From the entries that follow, pick out all lines holding "intensity".

:: Data records

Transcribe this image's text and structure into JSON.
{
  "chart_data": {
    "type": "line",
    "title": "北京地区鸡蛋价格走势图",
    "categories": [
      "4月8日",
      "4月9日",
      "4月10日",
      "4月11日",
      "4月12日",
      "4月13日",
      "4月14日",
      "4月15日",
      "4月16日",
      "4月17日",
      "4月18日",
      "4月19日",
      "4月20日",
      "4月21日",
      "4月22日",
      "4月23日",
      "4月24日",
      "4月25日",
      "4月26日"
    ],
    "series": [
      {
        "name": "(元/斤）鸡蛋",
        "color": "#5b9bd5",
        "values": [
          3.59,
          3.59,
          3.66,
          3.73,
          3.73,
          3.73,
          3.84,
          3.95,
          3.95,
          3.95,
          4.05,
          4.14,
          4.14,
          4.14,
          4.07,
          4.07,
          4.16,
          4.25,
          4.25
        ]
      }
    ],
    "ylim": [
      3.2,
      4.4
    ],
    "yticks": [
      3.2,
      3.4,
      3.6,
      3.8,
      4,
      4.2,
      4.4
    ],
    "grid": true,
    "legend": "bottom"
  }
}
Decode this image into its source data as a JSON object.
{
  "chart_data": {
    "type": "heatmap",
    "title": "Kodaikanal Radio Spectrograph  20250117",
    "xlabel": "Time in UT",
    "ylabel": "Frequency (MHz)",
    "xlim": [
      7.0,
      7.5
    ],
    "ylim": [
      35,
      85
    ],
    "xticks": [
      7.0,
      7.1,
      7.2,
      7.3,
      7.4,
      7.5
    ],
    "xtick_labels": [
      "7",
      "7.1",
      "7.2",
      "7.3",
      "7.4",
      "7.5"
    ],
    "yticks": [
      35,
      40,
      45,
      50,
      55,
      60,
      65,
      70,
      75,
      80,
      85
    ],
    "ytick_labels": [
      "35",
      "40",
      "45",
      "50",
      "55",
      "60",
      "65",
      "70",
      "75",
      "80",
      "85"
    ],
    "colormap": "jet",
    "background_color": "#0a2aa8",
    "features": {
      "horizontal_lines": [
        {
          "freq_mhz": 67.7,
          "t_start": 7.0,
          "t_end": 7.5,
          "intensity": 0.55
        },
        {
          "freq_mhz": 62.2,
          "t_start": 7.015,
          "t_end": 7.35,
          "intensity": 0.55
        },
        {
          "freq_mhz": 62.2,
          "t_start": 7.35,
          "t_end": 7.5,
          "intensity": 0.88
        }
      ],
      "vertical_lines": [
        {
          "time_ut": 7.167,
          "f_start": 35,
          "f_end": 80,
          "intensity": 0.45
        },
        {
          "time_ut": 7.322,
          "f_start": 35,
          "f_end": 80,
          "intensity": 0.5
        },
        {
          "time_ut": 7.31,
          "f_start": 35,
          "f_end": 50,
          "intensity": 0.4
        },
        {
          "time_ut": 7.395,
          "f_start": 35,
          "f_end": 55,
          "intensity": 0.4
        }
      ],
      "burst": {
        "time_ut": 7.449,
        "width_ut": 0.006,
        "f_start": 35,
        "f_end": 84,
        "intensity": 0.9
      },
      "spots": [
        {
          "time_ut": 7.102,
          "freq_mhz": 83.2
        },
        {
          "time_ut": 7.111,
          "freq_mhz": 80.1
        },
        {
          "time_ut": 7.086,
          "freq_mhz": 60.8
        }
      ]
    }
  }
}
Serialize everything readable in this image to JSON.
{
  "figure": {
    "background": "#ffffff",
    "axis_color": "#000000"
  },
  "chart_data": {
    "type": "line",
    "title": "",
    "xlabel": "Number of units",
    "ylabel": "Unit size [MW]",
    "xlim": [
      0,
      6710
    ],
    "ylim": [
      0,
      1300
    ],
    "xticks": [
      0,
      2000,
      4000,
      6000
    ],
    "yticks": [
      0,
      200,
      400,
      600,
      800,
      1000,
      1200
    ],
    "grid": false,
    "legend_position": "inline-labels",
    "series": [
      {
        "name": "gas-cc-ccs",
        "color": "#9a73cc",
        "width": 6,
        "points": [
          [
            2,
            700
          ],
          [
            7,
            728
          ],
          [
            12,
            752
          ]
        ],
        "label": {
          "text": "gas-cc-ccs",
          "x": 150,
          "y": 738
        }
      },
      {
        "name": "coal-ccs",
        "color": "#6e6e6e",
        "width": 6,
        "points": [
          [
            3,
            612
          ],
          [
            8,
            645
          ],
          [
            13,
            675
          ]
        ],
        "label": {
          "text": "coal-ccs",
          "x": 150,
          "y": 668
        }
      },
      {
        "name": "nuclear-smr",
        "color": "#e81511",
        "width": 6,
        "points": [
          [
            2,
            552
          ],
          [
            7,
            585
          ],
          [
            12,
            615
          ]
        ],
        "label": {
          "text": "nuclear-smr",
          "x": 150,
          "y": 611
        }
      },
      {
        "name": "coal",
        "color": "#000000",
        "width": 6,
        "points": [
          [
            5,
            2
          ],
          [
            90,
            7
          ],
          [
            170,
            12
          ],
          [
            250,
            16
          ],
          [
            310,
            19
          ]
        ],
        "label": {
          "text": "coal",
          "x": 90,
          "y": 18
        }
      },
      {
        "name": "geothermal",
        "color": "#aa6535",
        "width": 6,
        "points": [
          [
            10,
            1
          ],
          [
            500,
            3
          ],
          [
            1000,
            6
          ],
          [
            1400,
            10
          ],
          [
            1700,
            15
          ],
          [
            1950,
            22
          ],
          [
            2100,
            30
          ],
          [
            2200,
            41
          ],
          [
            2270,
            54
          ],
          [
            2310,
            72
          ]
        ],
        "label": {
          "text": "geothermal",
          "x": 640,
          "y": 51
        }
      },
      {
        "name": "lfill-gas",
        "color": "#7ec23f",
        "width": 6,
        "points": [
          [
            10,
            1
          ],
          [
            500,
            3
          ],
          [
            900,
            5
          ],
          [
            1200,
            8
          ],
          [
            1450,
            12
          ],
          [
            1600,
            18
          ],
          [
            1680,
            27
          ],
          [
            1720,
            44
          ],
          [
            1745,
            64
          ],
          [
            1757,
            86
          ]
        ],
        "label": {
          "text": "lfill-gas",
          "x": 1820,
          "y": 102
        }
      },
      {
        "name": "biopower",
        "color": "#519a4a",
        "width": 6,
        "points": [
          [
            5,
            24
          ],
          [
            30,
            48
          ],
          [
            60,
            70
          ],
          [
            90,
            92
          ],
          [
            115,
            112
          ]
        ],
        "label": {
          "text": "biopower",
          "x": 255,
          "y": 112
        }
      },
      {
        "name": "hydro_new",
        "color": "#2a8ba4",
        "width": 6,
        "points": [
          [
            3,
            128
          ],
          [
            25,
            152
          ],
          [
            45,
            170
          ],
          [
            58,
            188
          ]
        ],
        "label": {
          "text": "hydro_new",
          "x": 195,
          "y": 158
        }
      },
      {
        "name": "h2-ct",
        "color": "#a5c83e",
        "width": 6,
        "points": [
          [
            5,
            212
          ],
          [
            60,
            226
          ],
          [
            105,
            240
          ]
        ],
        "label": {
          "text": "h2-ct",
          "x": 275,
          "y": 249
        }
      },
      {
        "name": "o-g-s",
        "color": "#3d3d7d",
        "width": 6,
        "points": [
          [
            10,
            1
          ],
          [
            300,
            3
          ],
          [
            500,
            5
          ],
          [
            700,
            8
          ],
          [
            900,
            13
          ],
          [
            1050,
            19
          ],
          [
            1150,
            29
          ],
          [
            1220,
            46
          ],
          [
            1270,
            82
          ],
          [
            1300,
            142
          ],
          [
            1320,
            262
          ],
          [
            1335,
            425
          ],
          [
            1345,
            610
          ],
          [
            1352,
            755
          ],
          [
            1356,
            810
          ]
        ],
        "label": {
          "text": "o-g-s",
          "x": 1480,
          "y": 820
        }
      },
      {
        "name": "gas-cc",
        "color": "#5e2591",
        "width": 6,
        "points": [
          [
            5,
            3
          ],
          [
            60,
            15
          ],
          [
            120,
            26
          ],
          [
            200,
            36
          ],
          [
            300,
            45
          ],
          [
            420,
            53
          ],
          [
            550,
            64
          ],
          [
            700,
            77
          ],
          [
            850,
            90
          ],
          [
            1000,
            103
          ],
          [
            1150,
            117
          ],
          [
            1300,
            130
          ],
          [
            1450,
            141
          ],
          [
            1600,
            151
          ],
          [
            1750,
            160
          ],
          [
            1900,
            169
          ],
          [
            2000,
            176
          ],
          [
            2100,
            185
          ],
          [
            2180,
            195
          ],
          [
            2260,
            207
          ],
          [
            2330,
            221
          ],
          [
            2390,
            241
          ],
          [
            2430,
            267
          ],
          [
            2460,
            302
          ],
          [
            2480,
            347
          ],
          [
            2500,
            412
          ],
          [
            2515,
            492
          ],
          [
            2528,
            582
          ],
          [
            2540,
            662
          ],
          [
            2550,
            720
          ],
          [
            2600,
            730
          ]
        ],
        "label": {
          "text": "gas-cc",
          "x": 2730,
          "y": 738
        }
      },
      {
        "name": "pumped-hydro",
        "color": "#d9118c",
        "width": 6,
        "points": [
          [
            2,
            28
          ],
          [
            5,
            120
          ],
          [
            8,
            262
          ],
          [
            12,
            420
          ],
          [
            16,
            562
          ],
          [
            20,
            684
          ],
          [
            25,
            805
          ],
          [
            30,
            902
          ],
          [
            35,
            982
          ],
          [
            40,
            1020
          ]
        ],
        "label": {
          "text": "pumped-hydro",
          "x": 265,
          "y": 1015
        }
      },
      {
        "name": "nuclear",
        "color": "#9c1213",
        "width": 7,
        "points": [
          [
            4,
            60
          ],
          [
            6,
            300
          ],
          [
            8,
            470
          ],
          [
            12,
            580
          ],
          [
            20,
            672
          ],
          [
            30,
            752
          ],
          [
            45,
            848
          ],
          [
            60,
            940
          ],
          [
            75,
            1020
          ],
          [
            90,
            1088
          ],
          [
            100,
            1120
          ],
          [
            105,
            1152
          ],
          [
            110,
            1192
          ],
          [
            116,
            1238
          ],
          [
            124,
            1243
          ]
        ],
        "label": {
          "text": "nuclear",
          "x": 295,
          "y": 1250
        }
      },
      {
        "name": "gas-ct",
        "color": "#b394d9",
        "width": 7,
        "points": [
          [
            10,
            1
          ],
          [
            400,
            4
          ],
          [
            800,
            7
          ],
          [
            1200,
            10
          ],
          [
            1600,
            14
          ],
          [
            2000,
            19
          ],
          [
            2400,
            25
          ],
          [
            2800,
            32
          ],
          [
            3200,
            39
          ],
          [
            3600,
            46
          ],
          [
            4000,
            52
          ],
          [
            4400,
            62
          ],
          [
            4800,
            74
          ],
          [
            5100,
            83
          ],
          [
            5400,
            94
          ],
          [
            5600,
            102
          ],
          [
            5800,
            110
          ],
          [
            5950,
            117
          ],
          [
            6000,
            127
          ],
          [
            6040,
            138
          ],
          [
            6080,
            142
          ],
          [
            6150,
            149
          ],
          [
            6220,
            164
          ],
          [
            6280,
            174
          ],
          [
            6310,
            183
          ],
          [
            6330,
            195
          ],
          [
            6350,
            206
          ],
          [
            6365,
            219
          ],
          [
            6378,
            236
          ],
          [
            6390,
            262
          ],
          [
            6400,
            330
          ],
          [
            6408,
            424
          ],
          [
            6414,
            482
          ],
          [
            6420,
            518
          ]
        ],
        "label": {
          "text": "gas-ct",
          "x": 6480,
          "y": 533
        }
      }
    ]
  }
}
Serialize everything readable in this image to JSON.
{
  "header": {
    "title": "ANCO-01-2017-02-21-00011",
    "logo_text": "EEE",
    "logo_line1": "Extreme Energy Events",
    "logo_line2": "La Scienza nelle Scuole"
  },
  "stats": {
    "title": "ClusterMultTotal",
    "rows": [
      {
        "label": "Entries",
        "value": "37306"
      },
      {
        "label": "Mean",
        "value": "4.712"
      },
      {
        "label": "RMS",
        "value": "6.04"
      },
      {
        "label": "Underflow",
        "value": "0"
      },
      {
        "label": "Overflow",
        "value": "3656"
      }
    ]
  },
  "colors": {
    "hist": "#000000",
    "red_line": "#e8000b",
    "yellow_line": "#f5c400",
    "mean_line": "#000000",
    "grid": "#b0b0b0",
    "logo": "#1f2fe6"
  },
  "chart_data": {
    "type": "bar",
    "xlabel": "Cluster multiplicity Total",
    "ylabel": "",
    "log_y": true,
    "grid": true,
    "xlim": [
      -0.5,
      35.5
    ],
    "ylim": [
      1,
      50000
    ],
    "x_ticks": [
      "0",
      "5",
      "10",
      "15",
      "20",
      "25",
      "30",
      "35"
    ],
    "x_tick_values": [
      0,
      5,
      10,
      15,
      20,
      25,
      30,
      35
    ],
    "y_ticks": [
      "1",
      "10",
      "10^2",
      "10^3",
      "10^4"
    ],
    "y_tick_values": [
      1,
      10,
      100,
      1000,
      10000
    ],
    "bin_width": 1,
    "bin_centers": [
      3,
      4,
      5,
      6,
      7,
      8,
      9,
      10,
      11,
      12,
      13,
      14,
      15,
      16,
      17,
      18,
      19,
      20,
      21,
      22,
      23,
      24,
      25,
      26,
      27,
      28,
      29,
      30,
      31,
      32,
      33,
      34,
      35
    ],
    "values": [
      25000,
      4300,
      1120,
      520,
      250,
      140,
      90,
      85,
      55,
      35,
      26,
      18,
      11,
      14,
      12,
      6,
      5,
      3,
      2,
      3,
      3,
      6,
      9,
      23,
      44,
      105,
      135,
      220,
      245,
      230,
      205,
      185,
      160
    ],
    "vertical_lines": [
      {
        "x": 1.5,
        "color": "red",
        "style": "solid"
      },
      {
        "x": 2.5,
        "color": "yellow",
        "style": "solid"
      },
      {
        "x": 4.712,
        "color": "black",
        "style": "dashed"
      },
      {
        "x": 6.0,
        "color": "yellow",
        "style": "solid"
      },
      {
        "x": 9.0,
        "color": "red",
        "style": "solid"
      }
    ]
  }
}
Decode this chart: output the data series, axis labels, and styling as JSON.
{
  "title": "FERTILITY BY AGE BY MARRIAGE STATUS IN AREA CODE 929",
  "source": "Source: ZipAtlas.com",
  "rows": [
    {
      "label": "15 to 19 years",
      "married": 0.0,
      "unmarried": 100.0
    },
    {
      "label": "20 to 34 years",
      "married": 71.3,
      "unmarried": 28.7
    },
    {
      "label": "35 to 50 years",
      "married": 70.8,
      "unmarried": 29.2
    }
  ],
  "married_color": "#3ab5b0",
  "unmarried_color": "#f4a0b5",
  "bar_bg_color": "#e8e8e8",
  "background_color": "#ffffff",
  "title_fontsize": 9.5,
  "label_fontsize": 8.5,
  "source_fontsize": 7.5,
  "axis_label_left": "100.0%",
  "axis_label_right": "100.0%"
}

::::

■ Result of this task:
          "intensity": 0.55
          "intensity": 0.55
          "intensity": 0.88
          "intensity": 0.45
          "intensity": 0.5
          "intensity": 0.4
          "intensity": 0.4
        "intensity": 0.9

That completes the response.